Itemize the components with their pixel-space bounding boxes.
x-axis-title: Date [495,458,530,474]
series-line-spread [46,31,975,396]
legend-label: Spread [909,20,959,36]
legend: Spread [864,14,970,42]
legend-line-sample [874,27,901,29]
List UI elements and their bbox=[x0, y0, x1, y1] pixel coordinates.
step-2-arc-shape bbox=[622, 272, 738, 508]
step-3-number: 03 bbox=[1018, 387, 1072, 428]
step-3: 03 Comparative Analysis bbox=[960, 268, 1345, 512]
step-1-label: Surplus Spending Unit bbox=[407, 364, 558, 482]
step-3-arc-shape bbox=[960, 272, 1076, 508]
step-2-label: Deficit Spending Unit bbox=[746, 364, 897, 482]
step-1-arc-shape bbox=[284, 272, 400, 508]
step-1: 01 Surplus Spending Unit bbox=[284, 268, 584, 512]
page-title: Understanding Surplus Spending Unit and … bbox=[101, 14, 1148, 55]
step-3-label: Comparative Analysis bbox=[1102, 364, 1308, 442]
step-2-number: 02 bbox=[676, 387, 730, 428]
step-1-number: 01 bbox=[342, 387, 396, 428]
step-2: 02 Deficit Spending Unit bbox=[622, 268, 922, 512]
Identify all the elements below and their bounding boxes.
+ + +
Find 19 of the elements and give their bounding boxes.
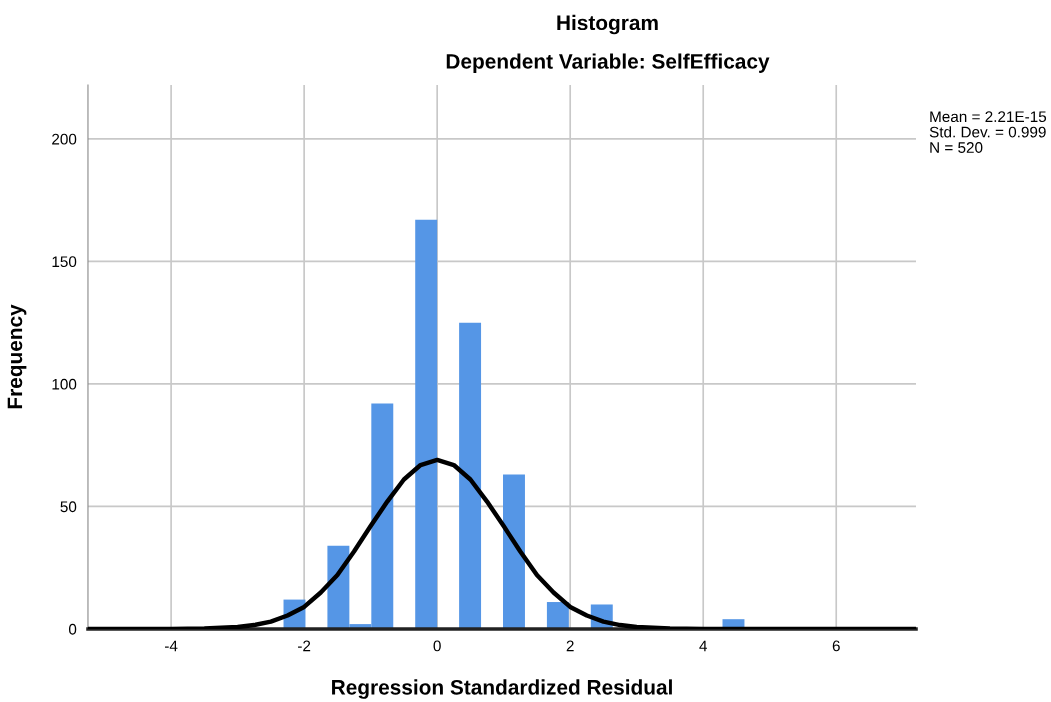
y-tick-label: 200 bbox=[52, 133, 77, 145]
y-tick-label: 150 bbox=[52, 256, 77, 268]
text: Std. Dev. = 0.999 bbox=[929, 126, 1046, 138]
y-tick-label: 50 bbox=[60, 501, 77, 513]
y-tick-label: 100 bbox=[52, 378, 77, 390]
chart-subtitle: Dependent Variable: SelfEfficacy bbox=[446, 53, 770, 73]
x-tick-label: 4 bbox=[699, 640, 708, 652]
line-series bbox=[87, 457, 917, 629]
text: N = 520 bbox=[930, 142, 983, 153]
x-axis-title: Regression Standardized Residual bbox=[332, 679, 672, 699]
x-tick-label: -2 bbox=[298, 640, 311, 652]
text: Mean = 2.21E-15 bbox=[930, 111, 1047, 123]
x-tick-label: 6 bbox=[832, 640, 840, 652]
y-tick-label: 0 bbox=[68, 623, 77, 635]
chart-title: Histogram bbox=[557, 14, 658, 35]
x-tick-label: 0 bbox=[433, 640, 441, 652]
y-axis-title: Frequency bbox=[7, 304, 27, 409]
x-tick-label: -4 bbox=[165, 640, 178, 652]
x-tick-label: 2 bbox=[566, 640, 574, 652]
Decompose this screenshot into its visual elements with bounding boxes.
+ + +
» **Problem to work on**: Starting at the line that contains "List UI elements" and ending at the line that contains "page-title: Understanding Surplus", write those lines out again with "pixel coordinates" swapped for "screen coordinates" and nothing else altered.

» **Correct result**:
List UI elements and their bbox=[x0, y0, x1, y1] screen coordinates.
step-2-arc-shape bbox=[622, 272, 738, 508]
step-3-number: 03 bbox=[1018, 387, 1072, 428]
step-3: 03 Comparative Analysis bbox=[960, 268, 1345, 512]
step-1-label: Surplus Spending Unit bbox=[407, 364, 558, 482]
step-3-arc-shape bbox=[960, 272, 1076, 508]
step-2-label: Deficit Spending Unit bbox=[746, 364, 897, 482]
step-1-arc-shape bbox=[284, 272, 400, 508]
step-1: 01 Surplus Spending Unit bbox=[284, 268, 584, 512]
page-title: Understanding Surplus Spending Unit and … bbox=[101, 14, 1148, 55]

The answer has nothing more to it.